======== Data to use

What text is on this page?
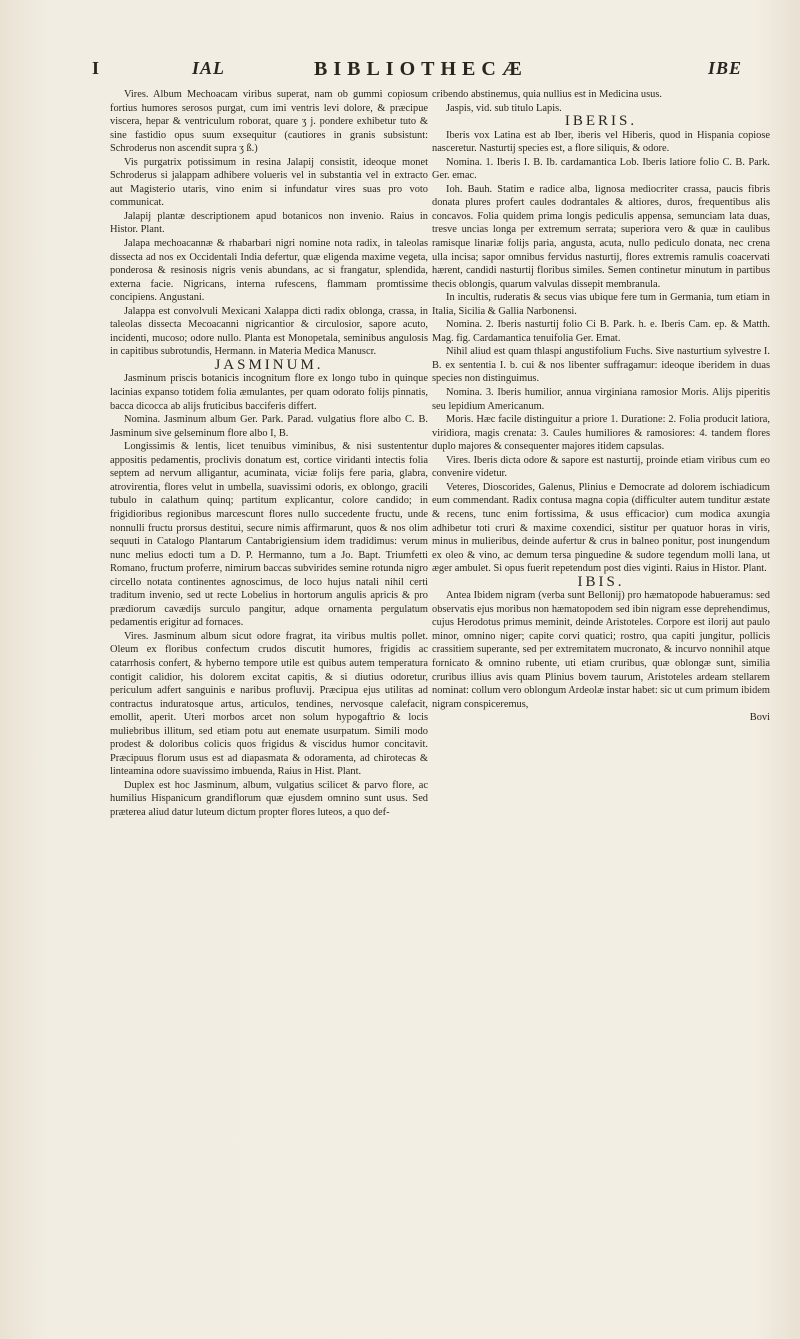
I	IAL	BIBLIOTHECÆ	IBE

Vires. Album Mechoacam viribus superat, nam ob gummi copiosum fortius humores serosos purgat, cum imi ventris levi dolore, & præcipue viscera, hepar & ventriculum roborat, quare ʒ j. pondere exhibetur tuto & sine fastidio opus suum exsequitur (cautiores in granis subsistunt: Schroderus non ascendit supra ʒ ß.)

Vis purgatrix potissimum in resina Jalapij consistit, ideoque monet Schroderus si jalappam adhibere voluеris vel in substantia vel in extracto aut Magisterio utaris, vino enim si infundatur vires suas pro voto communicat.

Jalapij plantæ descriptionem apud botanicos non invenio. Raius in Histor. Plant.

Jalapa mechoacannæ & rhabarbari nigri nomine nota radix, in taleolas dissecta ad nos ex Occidentali India defertur, quæ eligenda maxime vegeta, ponderosa & resinosis nigris venis abundans, ac si frangatur, splendida, externa facie. Nigricans, interna rufescens, flammam promtissime concipiens. Angustani.

Jalappa est convolvuli Mexicani Xalappa dicti radix oblonga, crassa, in taleolas dissecta Mecoacanni nigricantior & circulosior, sapore acuto, incidenti, mucoso; odore nullo. Planta est Monopetala, seminibus angulosis in capitibus subrotundis, Hermann. in Materia Medica Manuscr.

JASMINUM.

Jasminum priscis botanicis incognitum flore ex longo tubo in quinque lacinias expanso totidem folia æmulantes, per quam odorato folijs pinnatis, bacca dicocca ab alijs fruticibus bacciferis differt.

Nomina. Jasminum album Ger. Park. Parad. vulgatius flore albo C. B. Jasminum sive gelseminum flore albo I, B.

Longissimis & lentis, licet tenuibus viminibus, & nisi sustententur appositis pedamentis, proclivis donatum est, cortice viridanti intectis folia septem ad nervum alligantur, acuminata, viciæ folijs fere paria, glabra, atrovirentia, flores velut in umbella, suavissimi odoris, ex oblongo, gracili tubulo in calathum quinq; partitum explicantur, colore candido; in frigidioribus regionibus marcescunt flores nullo succedente fructu, unde nonnulli fructu prorsus destitui, secure nimis affirmarunt, quos & nos olim sequuti in Catalogo Plantarum Cantabrigiensium idem tradidimus: verum nunc melius edocti tum a D. P. Hermanno, tum a Jo. Bapt. Triumfetti Romano, fructum proferre, nimirum baccas subvirides semine rotunda nigro circello notata continentes agnoscimus, de loco hujus natali nihil certi traditum invenio, sed ut recte Lobelius in hortorum angulis apricis & pro prædiorum cavædijs surculo pangitur, adque ornamenta pergulatum pedamentis erigitur ad fornaces.

Vires. Jasminum album sicut odore fragrat, ita viribus multis pollet. Oleum ex floribus confectum crudos discutit humores, frigidis ac catarrhosis confert, & hyberno tempore utile est quibus autem temperatura contigit calidior, his dolorem excitat capitis, & si diutius odoretur, periculum adfert sanguinis e naribus profluvij. Præcipua ejus utilitas ad contractus induratosque artus, articulos, tendines, nervosque calefacit, emollit, aperit. Uteri morbos arcet non solum hypogaftrio & locis muliebribus illitum, sed etiam potu aut enemate usurpatum. Simili modo prodest & doloribus colicis quos frigidus & viscidus humor concitavit. Præcipuus florum usus est ad diapasmata & odoramenta, ad chirotecas & linteamina odore suavissimo imbuenda, Raius in Hist. Plant.

Duplex est hoc Jasminum, album, vulgatius scilicet & parvo flore, ac humilius Hispanicum grandiflorum quæ ejusdem omnino sunt usus. Sed præterea aliud datur luteum dictum propter flores luteos, a quo def-

cribendo abstinemus, quia nullius est in Medicina usus.

Jaspis, vid. sub titulo Lapis.

IBERIS.

Iberis vox Latina est ab Iber, iberis vel Hiberis, quod in Hispania copiose nasceretur. Nasturtij species est, a flore siliquis, & odore.

Nomina. 1. Iberis I. B. Ib. cardamantica Lob. Iberis latiore folio C. B. Park. Ger. emac.

Ioh. Bauh. Statim e radice alba, lignosa mediocriter crassa, paucis fibris donata plures profert caules dodrantales & altiores, duros, frequentibus alis concavos. Folia quidem prima longis pediculis appensa, semunciam lata duas, tresve uncias longa per extremum serrata; superiora vero & quæ in caulibus ramisque linariæ folijs paria, angusta, acuta, nullo pediculo donata, nec crena ulla incisa; sapor omnibus fervidus nasturtij, flores extremis ramulis coacervati hærent, candidi nasturtij floribus similes. Semen continetur minutum in partibus thecis oblongis, quarum valvulas dissepit membranula.

In incultis, ruderatis & secus vias ubique fere tum in Germania, tum etiam in Italia, Sicilia & Gallia Narbonensi.

Nomina. 2. Iberis nasturtij folio Ci B. Park. h. e. Iberis Cam. ep. & Matth. Mag. fig. Cardamantica tenuifolia Ger. Emat.

Nihil aliud est quam thlaspi angustifolium Fuchs. Sive nasturtium sylvestre I. B. ex sententia I. b. cui & nos libenter suffragamur: ideoque iberidem in duas species non distinguimus.

Nomina. 3. Iberis humilior, annua virginiana ramosior Moris. Alijs piperitis seu lepidium Americanum.

Moris. Hæc facile distinguitur a priore 1. Duratione: 2. Folia producit latiora, viridiora, magis crenata: 3. Caules humiliores & ramosiores: 4. tandem flores duplo majores & consequenter majores itidem capsulas.

Vires. Iberis dicta odore & sapore est nasturtij, proinde etiam viribus cum eo convenire videtur.

Veteres, Dioscorides, Galenus, Plinius e Democrate ad dolorem ischiadicum eum commendant. Radix contusa magna copia (difficulter autem tunditur æstate & recens, tunc enim fortissima, & usus efficacior) cum modica axungia adhibetur toti cruri & maxime coxendici, sistitur per quatuor horas in viris, minus in mulieribus, deinde aufertur & crus in balneo ponitur, post inungendum ex oleo & vino, ac demum tersa pinguedine & sudore tegendum molli lana, ut æger ambulet. Si opus fuerit repetendum post dies viginti. Raius in Histor. Plant.

IBIS.

Antea Ibidem nigram (verba sunt Bellonij) pro hæmatopode habueramus: sed observatis ejus moribus non hæmatopodem sed ibin nigram esse deprehendimus, cujus Herodotus primus meminit, deinde Aristoteles. Corpore est ilorij aut paulo minor, omnino niger; capite corvi quatici; rostro, qua capiti jungitur, pollicis crassitiem superante, sed per extremitatem mucronato, & incurvo nonnihil atque fornicato & omnino rubente, uti etiam cruribus, quæ oblongæ sunt, similia cruribus illius avis quam Plinius bovem taurum, Aristoteles ardeam stellarem nominat: collum vero oblongum Ardeolæ instar habet: sic ut cum primum ibidem nigram conspiceremus,

Bovi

================

* **Exercise prompt**
Filter out all lines lacking the word "Jalapij" and copy the rest.

* **Task solution**
Vis purgatrix potissimum in resina Jalapij consistit, ideoque monet Schroderus si jalappam adhibere voluеris vel in substantia vel in extracto aut Magisterio utaris, vino enim si infundatur vires suas pro voto communicat.
Jalapij plantæ descriptionem apud botanicos non invenio. Raius in Histor. Plant.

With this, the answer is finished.